Stored entries:
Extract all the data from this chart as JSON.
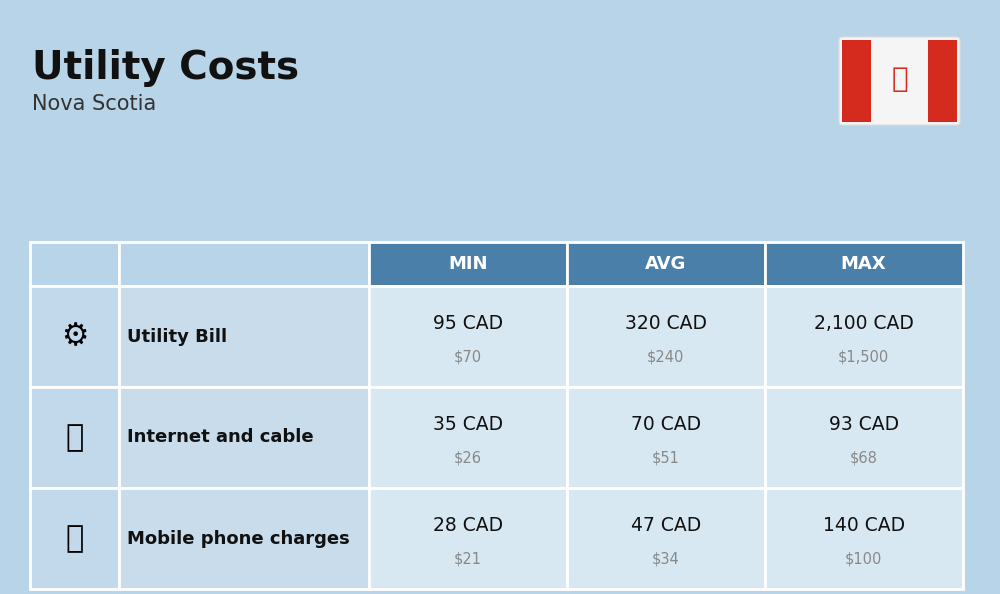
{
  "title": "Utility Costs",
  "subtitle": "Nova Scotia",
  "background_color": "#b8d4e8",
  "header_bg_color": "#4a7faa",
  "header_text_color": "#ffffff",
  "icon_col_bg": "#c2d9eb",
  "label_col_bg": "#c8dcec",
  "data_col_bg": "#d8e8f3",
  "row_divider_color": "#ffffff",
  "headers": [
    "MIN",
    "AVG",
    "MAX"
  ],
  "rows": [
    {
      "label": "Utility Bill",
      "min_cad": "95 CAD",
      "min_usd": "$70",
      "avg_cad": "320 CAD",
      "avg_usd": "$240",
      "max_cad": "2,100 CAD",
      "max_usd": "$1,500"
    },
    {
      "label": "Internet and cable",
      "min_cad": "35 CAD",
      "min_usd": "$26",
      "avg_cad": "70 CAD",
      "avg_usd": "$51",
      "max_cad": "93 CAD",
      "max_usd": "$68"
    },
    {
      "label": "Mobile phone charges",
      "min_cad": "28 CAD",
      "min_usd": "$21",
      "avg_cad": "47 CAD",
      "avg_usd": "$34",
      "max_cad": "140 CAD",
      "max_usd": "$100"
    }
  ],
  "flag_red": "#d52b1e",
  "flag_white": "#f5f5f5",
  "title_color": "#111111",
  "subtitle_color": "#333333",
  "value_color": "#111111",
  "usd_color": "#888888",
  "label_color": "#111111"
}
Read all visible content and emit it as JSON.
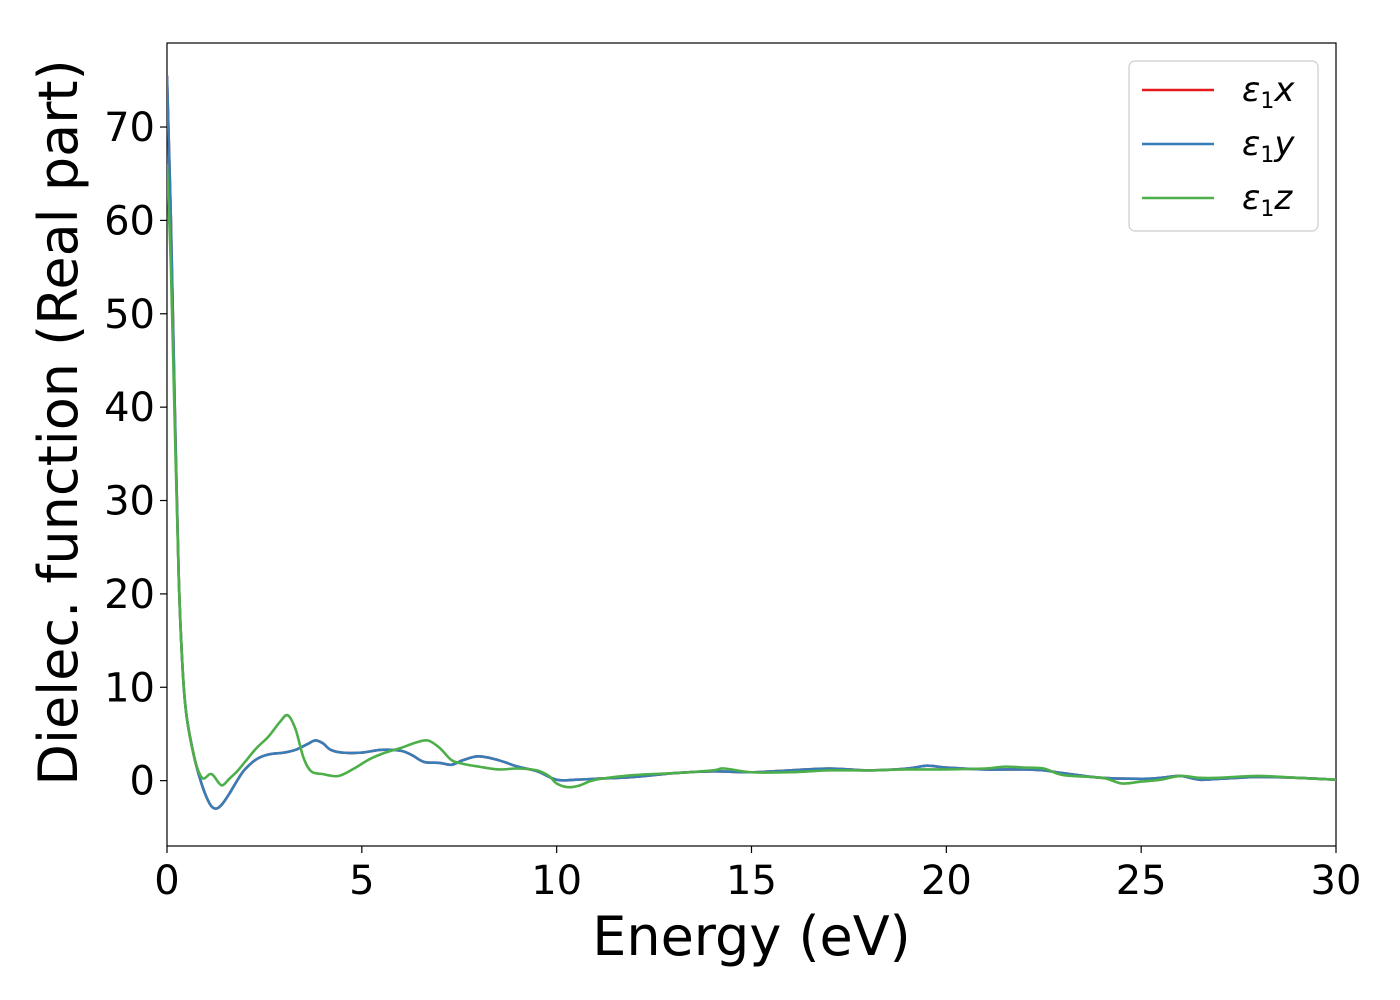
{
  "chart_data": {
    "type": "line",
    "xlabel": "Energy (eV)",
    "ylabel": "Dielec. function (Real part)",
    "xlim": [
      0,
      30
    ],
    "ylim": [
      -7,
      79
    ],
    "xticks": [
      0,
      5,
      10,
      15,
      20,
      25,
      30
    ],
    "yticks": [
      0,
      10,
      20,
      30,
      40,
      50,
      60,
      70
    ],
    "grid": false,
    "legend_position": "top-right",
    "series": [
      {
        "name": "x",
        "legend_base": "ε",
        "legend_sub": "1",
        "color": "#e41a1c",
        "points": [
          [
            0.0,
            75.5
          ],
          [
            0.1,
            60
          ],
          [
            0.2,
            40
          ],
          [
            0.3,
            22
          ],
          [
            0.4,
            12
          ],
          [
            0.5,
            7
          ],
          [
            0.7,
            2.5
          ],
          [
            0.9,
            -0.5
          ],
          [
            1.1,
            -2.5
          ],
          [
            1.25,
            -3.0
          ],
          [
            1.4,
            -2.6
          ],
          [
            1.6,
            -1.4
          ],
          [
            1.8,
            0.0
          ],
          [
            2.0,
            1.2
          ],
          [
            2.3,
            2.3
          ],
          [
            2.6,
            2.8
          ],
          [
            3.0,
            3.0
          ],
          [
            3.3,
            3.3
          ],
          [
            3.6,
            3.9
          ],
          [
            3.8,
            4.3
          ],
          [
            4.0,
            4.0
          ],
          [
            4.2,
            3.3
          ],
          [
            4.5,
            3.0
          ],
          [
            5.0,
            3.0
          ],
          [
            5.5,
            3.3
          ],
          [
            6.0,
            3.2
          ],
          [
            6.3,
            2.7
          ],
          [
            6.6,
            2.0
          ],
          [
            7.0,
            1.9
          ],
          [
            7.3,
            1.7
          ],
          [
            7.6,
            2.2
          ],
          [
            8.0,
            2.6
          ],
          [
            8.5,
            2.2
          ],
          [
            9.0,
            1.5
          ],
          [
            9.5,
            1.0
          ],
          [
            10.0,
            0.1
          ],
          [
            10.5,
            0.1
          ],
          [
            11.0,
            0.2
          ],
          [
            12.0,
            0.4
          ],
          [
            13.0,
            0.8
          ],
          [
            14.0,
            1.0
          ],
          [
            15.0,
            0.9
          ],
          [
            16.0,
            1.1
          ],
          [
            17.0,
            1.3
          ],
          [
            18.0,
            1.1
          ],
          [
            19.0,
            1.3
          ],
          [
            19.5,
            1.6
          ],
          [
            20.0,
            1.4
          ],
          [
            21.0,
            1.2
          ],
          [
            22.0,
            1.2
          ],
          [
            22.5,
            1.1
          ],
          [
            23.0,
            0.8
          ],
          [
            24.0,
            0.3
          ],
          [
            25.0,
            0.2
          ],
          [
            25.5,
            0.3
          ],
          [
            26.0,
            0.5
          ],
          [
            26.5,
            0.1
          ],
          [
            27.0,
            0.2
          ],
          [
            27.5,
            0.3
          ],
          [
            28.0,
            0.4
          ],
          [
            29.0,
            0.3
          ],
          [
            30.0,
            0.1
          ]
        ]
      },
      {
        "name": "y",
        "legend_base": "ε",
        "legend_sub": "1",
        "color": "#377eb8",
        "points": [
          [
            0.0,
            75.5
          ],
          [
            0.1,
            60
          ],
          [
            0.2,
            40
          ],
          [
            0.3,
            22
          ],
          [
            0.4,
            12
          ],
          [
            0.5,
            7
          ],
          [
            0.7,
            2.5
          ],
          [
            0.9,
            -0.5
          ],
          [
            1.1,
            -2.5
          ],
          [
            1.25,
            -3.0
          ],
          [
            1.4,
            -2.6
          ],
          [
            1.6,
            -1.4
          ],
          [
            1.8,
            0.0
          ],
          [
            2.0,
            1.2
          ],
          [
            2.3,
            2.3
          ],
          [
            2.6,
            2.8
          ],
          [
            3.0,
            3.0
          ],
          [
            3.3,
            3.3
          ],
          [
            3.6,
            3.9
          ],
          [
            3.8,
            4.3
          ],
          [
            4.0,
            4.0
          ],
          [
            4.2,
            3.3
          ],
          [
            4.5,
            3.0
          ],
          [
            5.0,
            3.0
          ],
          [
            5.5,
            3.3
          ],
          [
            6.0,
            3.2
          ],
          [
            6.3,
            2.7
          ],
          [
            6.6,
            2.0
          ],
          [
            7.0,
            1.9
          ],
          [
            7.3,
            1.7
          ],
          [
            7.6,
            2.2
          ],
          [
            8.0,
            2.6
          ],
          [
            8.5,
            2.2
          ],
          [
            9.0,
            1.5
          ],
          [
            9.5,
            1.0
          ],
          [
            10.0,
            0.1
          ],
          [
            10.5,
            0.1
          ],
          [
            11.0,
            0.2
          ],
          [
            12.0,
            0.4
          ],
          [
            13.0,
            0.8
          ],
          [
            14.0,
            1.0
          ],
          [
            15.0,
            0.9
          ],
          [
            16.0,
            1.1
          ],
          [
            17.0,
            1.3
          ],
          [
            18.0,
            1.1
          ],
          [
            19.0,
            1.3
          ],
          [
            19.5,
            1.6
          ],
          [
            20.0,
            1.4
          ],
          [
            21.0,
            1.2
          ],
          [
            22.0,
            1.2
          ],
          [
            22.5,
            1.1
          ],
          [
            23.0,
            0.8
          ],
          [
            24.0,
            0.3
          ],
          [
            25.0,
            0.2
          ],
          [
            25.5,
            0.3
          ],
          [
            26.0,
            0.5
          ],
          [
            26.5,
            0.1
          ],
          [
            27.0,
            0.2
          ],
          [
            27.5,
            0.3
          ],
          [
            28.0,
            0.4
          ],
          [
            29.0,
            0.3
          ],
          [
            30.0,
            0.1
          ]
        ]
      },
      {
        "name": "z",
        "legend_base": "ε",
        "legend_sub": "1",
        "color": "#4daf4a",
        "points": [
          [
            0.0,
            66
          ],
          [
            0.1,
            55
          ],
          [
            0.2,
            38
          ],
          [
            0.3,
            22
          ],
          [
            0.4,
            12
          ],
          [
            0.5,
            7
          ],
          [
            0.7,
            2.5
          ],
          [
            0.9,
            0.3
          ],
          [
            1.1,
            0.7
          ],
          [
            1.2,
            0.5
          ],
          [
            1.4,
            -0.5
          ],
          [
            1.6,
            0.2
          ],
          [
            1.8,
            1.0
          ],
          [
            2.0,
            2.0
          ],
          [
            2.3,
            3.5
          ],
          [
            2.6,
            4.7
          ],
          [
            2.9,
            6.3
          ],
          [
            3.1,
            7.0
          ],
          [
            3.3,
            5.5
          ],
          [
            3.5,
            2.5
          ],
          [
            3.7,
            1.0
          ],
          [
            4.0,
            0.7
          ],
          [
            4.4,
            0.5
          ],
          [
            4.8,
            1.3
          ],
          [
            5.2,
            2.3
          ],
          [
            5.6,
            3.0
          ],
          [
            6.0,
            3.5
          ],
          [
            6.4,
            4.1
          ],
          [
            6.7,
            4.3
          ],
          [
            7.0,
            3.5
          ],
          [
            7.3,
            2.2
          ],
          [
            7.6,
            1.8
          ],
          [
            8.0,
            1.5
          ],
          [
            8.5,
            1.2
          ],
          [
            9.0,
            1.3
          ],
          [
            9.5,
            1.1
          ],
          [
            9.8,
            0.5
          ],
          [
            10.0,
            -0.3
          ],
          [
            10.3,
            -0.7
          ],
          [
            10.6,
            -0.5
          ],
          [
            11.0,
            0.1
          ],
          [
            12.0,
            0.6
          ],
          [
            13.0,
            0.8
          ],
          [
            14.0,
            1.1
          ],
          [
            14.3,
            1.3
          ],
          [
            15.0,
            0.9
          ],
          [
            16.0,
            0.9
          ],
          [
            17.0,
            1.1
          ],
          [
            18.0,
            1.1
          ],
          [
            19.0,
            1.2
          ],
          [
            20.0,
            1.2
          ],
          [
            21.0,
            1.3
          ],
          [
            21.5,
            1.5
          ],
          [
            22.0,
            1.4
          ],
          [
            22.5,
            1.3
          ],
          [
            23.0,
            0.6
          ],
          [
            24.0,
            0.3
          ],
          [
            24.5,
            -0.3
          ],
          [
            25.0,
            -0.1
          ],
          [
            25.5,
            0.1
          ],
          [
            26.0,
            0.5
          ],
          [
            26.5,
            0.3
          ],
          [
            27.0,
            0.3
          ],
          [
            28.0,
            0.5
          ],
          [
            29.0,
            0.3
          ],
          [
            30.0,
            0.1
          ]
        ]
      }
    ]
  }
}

What the task asks:
Go through the material above and count the lines that contain "Utility"; give that number alone.

Answer to the problem:
2